Dataset records
_ _ _

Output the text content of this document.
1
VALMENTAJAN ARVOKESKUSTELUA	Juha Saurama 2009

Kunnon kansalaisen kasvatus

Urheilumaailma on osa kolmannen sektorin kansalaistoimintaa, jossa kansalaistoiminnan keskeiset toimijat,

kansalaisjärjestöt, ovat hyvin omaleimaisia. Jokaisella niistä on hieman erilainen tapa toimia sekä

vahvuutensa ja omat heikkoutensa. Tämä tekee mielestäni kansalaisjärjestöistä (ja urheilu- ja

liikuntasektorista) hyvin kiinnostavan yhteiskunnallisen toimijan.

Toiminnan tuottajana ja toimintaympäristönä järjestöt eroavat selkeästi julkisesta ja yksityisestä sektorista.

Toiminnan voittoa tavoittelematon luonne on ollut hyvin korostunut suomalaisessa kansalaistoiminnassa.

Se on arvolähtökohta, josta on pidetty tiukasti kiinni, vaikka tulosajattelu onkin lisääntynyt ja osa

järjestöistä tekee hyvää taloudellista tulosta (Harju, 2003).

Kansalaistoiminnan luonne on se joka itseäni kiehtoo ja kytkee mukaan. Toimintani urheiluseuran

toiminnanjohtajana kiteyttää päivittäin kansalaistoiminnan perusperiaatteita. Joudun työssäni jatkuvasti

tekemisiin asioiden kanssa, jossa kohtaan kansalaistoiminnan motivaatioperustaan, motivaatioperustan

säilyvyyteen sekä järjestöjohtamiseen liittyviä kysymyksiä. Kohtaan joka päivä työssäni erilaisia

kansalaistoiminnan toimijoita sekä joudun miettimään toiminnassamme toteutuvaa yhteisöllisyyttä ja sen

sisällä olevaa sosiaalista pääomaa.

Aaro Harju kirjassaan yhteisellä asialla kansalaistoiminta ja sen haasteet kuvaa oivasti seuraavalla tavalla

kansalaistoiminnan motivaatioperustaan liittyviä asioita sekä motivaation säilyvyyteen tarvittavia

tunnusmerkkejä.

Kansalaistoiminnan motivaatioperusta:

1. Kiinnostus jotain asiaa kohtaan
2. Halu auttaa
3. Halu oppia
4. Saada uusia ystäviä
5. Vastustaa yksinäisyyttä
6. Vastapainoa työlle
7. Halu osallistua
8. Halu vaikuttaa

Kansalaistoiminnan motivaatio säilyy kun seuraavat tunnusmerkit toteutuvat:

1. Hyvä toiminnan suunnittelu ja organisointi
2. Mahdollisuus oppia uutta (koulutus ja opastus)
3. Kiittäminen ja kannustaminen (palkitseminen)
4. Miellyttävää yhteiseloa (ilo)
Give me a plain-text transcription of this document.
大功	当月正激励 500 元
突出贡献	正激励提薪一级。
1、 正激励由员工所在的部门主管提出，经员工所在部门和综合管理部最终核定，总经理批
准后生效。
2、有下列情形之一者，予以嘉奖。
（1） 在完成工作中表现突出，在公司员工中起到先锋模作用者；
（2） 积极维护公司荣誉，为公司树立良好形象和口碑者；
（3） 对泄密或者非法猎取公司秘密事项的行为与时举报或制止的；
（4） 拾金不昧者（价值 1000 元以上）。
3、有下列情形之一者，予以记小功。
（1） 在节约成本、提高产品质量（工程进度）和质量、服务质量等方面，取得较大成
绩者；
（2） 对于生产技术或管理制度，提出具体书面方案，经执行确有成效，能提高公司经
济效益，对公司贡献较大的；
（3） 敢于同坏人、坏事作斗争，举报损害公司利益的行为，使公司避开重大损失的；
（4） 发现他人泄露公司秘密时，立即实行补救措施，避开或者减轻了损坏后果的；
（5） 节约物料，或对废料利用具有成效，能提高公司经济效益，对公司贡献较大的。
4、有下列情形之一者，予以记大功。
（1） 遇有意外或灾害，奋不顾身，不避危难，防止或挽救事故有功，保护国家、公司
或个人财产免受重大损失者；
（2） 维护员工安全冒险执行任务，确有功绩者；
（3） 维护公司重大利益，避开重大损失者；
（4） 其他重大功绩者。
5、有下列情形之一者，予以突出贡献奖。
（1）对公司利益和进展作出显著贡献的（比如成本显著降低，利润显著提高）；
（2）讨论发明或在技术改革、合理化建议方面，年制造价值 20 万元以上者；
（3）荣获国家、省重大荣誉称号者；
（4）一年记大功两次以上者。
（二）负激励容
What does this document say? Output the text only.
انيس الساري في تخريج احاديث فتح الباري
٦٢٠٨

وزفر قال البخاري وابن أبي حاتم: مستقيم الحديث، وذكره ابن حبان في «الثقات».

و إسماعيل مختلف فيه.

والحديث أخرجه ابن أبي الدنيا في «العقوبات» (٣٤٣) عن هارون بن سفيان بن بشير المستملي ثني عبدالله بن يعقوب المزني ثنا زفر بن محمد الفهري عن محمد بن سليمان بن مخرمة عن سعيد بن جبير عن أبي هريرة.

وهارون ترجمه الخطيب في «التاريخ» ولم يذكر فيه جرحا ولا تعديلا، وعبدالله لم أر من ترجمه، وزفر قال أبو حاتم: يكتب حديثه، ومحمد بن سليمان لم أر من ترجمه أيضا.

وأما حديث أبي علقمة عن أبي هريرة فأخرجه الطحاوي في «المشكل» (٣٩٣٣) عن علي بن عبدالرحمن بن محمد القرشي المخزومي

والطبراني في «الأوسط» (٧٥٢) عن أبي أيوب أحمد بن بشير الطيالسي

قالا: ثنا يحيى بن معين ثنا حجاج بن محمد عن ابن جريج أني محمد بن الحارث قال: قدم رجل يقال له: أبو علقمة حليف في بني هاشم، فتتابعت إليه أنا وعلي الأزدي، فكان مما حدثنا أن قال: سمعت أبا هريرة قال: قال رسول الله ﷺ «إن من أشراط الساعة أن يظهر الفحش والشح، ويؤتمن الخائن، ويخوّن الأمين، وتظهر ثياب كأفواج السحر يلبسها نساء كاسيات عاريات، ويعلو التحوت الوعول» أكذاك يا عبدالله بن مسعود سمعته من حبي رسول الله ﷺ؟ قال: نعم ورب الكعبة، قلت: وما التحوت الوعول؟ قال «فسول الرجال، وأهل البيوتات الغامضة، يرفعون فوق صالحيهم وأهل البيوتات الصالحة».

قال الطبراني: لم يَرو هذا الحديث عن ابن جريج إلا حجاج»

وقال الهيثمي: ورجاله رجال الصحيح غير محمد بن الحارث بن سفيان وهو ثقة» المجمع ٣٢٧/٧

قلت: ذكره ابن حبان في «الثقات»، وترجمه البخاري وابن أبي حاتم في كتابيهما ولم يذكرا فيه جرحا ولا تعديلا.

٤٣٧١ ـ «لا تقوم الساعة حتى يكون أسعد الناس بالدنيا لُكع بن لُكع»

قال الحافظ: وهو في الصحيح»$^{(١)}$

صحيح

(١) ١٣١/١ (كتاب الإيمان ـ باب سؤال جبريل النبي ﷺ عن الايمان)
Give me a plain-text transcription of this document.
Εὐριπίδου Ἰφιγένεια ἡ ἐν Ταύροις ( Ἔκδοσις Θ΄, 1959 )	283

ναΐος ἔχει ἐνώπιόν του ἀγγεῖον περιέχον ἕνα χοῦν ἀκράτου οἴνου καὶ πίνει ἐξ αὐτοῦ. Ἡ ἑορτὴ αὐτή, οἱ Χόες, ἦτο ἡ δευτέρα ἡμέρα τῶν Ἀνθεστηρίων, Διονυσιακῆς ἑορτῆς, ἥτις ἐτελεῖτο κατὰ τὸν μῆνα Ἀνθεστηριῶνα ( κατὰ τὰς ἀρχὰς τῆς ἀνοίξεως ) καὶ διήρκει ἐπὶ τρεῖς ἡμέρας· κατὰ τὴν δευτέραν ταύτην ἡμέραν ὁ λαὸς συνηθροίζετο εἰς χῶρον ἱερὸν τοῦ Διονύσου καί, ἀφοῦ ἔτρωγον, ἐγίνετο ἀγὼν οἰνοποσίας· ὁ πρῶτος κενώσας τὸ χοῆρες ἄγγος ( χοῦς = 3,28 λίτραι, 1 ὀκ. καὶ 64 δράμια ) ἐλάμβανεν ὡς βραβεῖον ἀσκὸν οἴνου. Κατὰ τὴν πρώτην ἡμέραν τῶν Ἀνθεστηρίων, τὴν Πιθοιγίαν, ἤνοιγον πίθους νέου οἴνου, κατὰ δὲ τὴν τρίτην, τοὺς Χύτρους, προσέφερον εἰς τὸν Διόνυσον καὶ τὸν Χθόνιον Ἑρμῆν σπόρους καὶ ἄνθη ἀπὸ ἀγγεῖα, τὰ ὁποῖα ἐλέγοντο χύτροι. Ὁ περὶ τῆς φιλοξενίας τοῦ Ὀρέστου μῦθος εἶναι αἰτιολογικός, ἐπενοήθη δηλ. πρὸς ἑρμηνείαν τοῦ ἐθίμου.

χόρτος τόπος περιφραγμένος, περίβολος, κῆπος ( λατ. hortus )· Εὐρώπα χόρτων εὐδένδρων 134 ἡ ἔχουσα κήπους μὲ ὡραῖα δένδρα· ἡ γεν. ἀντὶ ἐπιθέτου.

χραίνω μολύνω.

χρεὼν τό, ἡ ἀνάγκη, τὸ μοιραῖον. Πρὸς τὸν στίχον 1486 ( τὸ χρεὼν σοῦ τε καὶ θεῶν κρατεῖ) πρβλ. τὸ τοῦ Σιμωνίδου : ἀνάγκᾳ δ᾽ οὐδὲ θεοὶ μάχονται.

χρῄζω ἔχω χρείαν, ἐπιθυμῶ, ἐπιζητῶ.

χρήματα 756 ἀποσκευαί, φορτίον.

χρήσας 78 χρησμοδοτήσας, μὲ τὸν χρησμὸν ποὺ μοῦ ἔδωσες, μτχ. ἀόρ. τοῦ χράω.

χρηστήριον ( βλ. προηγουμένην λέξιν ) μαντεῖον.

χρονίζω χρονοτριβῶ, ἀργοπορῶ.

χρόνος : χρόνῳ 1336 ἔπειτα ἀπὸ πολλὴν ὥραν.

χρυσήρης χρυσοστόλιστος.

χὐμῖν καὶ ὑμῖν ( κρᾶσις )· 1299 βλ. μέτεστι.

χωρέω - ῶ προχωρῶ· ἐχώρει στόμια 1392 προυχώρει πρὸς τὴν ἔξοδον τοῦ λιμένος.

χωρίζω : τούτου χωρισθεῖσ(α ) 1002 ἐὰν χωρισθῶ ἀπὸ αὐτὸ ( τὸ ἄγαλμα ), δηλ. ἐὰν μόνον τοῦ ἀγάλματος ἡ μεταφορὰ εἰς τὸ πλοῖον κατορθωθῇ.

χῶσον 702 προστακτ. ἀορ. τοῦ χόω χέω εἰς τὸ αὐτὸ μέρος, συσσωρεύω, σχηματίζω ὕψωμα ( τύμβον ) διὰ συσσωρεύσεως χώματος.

_ _ _

The task
From the material, report only how many lines include the word "liittyviä".

The output
2